# Task details
What you return must match the data below exactly, minus any pictures.
**** Input ****
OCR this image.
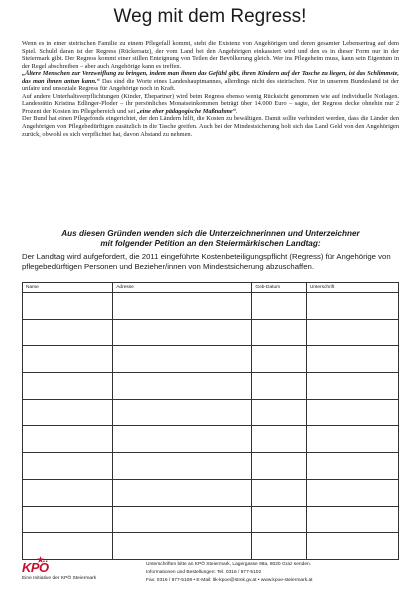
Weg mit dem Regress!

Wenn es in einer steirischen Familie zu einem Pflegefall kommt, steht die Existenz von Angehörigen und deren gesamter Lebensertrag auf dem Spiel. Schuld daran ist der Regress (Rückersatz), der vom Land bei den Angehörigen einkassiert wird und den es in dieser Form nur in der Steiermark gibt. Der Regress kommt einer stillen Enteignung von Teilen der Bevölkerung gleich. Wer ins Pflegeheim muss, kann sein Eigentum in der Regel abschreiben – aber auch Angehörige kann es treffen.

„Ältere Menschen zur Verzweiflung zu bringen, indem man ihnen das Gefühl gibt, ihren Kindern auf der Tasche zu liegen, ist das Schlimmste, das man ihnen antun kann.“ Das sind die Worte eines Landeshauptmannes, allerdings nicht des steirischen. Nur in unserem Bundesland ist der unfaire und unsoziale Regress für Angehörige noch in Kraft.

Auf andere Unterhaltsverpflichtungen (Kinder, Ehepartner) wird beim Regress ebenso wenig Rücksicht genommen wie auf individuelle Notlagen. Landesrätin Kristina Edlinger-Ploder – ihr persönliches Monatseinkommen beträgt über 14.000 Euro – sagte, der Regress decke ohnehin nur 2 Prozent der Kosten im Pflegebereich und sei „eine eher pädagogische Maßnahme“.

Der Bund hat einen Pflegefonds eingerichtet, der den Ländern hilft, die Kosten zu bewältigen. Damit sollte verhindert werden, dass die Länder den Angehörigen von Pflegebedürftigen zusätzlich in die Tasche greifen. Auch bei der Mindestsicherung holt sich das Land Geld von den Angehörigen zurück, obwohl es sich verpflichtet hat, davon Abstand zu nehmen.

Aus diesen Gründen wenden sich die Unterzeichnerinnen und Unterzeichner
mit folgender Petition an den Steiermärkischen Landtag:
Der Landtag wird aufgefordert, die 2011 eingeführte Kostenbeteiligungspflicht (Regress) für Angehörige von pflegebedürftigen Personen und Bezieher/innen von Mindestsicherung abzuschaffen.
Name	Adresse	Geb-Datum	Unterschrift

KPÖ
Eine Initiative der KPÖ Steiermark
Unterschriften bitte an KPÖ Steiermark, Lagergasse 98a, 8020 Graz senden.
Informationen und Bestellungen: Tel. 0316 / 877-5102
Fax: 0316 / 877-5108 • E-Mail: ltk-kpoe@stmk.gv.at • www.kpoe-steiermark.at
****
# Response to the exercise
OCR this image.
Weg mit dem Regress!

Wenn es in einer steirischen Familie zu einem Pflegefall kommt, steht die Existenz von Angehörigen und deren gesamter Lebensertrag auf dem Spiel. Schuld daran ist der Regress (Rückersatz), der vom Land bei den Angehörigen einkassiert wird und den es in dieser Form nur in der Steiermark gibt. Der Regress kommt einer stillen Enteignung von Teilen der Bevölkerung gleich. Wer ins Pflegeheim muss, kann sein Eigentum in der Regel abschreiben – aber auch Angehörige kann es treffen.

„Ältere Menschen zur Verzweiflung zu bringen, indem man ihnen das Gefühl gibt, ihren Kindern auf der Tasche zu liegen, ist das Schlimmste, das man ihnen antun kann.“ Das sind die Worte eines Landeshauptmannes, allerdings nicht des steirischen. Nur in unserem Bundesland ist der unfaire und unsoziale Regress für Angehörige noch in Kraft.

Auf andere Unterhaltsverpflichtungen (Kinder, Ehepartner) wird beim Regress ebenso wenig Rücksicht genommen wie auf individuelle Notlagen. Landesrätin Kristina Edlinger-Ploder – ihr persönliches Monatseinkommen beträgt über 14.000 Euro – sagte, der Regress decke ohnehin nur 2 Prozent der Kosten im Pflegebereich und sei „eine eher pädagogische Maßnahme“.

Der Bund hat einen Pflegefonds eingerichtet, der den Ländern hilft, die Kosten zu bewältigen. Damit sollte verhindert werden, dass die Länder den Angehörigen von Pflegebedürftigen zusätzlich in die Tasche greifen. Auch bei der Mindestsicherung holt sich das Land Geld von den Angehörigen zurück, obwohl es sich verpflichtet hat, davon Abstand zu nehmen.

Aus diesen Gründen wenden sich die Unterzeichnerinnen und Unterzeichner
mit folgender Petition an den Steiermärkischen Landtag:
Der Landtag wird aufgefordert, die 2011 eingeführte Kostenbeteiligungspflicht (Regress) für Angehörige von pflegebedürftigen Personen und Bezieher/innen von Mindestsicherung abzuschaffen.
Name	Adresse	Geb-Datum	Unterschrift

KPÖ
Eine Initiative der KPÖ Steiermark
Unterschriften bitte an KPÖ Steiermark, Lagergasse 98a, 8020 Graz senden.
Informationen und Bestellungen: Tel. 0316 / 877-5102
Fax: 0316 / 877-5108 • E-Mail: ltk-kpoe@stmk.gv.at • www.kpoe-steiermark.at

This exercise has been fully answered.